Dataset entries:
★ ★ ★ ★

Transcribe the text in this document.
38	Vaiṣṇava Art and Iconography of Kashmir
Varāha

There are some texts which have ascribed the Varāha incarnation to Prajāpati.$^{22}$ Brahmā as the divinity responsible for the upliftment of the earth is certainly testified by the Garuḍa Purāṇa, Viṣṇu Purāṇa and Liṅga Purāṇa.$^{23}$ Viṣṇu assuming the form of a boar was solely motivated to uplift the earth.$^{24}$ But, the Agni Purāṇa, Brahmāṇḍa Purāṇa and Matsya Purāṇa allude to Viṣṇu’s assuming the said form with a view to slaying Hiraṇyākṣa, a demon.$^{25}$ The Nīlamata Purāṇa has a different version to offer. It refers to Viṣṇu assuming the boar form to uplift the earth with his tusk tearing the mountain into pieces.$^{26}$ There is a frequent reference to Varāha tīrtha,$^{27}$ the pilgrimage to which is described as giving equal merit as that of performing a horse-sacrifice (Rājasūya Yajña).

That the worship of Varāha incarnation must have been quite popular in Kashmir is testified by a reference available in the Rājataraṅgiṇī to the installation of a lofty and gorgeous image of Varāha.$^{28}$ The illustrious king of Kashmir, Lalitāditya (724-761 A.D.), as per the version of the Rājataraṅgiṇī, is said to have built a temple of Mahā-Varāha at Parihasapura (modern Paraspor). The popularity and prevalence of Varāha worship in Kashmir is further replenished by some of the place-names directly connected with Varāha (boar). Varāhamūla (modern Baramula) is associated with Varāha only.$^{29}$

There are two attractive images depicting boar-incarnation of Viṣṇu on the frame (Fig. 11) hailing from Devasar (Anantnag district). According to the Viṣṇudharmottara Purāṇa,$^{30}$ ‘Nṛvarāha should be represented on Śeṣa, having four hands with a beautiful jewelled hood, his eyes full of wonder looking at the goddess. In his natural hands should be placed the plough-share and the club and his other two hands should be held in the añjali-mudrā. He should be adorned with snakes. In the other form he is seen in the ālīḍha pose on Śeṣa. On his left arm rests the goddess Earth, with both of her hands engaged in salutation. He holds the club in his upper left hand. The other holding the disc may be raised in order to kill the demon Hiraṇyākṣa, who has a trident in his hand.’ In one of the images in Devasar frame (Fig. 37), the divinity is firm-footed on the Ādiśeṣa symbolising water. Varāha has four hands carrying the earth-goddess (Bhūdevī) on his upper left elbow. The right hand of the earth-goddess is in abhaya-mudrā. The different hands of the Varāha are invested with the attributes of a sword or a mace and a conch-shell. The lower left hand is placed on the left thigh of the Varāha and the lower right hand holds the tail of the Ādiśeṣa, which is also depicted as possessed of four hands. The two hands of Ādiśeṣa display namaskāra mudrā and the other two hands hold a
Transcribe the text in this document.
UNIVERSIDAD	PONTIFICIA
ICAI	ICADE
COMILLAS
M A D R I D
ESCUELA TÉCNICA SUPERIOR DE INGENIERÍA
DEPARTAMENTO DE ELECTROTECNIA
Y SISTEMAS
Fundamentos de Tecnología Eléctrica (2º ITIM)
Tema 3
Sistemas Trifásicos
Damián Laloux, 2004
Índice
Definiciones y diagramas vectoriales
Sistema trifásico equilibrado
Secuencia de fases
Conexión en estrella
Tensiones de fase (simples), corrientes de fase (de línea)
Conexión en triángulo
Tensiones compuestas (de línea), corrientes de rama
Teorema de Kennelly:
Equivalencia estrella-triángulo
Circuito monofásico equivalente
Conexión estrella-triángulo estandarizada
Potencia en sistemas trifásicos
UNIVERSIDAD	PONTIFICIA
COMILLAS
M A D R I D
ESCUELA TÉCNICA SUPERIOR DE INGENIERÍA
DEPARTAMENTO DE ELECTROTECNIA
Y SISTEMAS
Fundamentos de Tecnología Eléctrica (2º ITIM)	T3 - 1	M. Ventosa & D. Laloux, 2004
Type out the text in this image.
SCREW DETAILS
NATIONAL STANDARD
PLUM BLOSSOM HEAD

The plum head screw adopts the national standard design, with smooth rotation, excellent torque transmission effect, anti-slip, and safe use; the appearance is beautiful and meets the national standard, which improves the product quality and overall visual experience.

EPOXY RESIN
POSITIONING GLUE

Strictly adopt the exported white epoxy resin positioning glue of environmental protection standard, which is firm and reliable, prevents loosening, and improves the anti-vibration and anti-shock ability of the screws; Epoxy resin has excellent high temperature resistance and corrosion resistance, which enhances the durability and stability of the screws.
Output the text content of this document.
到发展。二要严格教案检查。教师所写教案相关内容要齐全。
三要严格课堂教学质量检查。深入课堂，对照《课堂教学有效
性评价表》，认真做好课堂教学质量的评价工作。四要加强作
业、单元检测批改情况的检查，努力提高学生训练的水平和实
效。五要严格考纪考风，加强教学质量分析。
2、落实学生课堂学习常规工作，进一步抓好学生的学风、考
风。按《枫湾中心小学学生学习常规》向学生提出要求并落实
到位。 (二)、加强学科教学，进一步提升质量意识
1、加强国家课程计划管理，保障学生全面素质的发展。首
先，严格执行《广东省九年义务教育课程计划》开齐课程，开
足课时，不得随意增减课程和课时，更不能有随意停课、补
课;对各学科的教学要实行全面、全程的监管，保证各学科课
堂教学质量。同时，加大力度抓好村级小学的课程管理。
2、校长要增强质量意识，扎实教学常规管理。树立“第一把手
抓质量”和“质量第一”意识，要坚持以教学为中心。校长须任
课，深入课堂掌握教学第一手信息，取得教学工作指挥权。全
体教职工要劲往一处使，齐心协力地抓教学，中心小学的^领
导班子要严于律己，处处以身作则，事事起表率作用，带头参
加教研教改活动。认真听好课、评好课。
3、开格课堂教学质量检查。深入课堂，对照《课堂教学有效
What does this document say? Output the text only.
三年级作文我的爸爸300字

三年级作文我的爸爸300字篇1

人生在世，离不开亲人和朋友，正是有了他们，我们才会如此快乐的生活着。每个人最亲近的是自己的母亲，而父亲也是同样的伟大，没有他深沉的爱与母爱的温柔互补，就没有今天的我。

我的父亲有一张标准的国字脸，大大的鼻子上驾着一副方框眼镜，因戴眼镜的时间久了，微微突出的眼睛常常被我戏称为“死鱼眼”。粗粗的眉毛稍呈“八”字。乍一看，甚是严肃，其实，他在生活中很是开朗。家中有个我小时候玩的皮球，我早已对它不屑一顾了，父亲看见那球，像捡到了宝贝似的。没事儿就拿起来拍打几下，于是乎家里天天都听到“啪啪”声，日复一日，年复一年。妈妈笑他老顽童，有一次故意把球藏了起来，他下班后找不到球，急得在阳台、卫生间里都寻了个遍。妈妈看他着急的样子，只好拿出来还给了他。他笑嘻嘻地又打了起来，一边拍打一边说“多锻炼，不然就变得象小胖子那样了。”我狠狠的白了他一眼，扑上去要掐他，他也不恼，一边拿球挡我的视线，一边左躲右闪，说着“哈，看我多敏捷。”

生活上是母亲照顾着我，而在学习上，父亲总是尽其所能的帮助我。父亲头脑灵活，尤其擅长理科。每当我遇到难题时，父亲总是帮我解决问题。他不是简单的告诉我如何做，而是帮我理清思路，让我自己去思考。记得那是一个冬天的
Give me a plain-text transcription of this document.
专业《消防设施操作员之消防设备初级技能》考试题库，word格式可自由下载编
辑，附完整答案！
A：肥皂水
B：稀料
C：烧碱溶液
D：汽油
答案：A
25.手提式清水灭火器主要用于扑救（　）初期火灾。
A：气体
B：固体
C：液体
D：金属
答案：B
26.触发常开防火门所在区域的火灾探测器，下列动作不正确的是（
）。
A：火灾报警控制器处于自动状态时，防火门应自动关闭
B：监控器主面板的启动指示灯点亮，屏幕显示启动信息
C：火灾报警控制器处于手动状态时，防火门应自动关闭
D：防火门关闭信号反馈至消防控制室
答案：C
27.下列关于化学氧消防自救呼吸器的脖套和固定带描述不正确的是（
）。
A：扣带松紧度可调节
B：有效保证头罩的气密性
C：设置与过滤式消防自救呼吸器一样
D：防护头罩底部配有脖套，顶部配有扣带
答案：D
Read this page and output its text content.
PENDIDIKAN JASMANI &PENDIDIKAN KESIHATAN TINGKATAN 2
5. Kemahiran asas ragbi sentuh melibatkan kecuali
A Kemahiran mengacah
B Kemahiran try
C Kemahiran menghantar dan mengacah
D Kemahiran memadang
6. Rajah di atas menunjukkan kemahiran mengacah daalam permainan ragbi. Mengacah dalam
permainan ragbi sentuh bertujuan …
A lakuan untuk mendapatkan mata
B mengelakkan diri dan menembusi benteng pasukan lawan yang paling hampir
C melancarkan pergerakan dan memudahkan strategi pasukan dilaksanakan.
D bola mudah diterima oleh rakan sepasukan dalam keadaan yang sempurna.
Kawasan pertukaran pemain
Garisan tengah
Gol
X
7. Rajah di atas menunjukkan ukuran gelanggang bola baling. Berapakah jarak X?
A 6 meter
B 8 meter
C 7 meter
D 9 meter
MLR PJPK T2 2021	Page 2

★ ★ ★ ★

▸ Directions
Output an exact copy of the lines beginning at the one that holds "What does this" and running through the final line of the records.

▸ Exercise response
What does this document say? Output the text only.
三年级作文我的爸爸300字

三年级作文我的爸爸300字篇1

人生在世，离不开亲人和朋友，正是有了他们，我们才会如此快乐的生活着。每个人最亲近的是自己的母亲，而父亲也是同样的伟大，没有他深沉的爱与母爱的温柔互补，就没有今天的我。

我的父亲有一张标准的国字脸，大大的鼻子上驾着一副方框眼镜，因戴眼镜的时间久了，微微突出的眼睛常常被我戏称为“死鱼眼”。粗粗的眉毛稍呈“八”字。乍一看，甚是严肃，其实，他在生活中很是开朗。家中有个我小时候玩的皮球，我早已对它不屑一顾了，父亲看见那球，像捡到了宝贝似的。没事儿就拿起来拍打几下，于是乎家里天天都听到“啪啪”声，日复一日，年复一年。妈妈笑他老顽童，有一次故意把球藏了起来，他下班后找不到球，急得在阳台、卫生间里都寻了个遍。妈妈看他着急的样子，只好拿出来还给了他。他笑嘻嘻地又打了起来，一边拍打一边说“多锻炼，不然就变得象小胖子那样了。”我狠狠的白了他一眼，扑上去要掐他，他也不恼，一边拿球挡我的视线，一边左躲右闪，说着“哈，看我多敏捷。”

生活上是母亲照顾着我，而在学习上，父亲总是尽其所能的帮助我。父亲头脑灵活，尤其擅长理科。每当我遇到难题时，父亲总是帮我解决问题。他不是简单的告诉我如何做，而是帮我理清思路，让我自己去思考。记得那是一个冬天的
Give me a plain-text transcription of this document.
专业《消防设施操作员之消防设备初级技能》考试题库，word格式可自由下载编
辑，附完整答案！
A：肥皂水
B：稀料
C：烧碱溶液
D：汽油
答案：A
25.手提式清水灭火器主要用于扑救（　）初期火灾。
A：气体
B：固体
C：液体
D：金属
答案：B
26.触发常开防火门所在区域的火灾探测器，下列动作不正确的是（
）。
A：火灾报警控制器处于自动状态时，防火门应自动关闭
B：监控器主面板的启动指示灯点亮，屏幕显示启动信息
C：火灾报警控制器处于手动状态时，防火门应自动关闭
D：防火门关闭信号反馈至消防控制室
答案：C
27.下列关于化学氧消防自救呼吸器的脖套和固定带描述不正确的是（
）。
A：扣带松紧度可调节
B：有效保证头罩的气密性
C：设置与过滤式消防自救呼吸器一样
D：防护头罩底部配有脖套，顶部配有扣带
答案：D
Read this page and output its text content.
PENDIDIKAN JASMANI &PENDIDIKAN KESIHATAN TINGKATAN 2
5. Kemahiran asas ragbi sentuh melibatkan kecuali
A Kemahiran mengacah
B Kemahiran try
C Kemahiran menghantar dan mengacah
D Kemahiran memadang
6. Rajah di atas menunjukkan kemahiran mengacah daalam permainan ragbi. Mengacah dalam
permainan ragbi sentuh bertujuan …
A lakuan untuk mendapatkan mata
B mengelakkan diri dan menembusi benteng pasukan lawan yang paling hampir
C melancarkan pergerakan dan memudahkan strategi pasukan dilaksanakan.
D bola mudah diterima oleh rakan sepasukan dalam keadaan yang sempurna.
Kawasan pertukaran pemain
Garisan tengah
Gol
X
7. Rajah di atas menunjukkan ukuran gelanggang bola baling. Berapakah jarak X?
A 6 meter
B 8 meter
C 7 meter
D 9 meter
MLR PJPK T2 2021	Page 2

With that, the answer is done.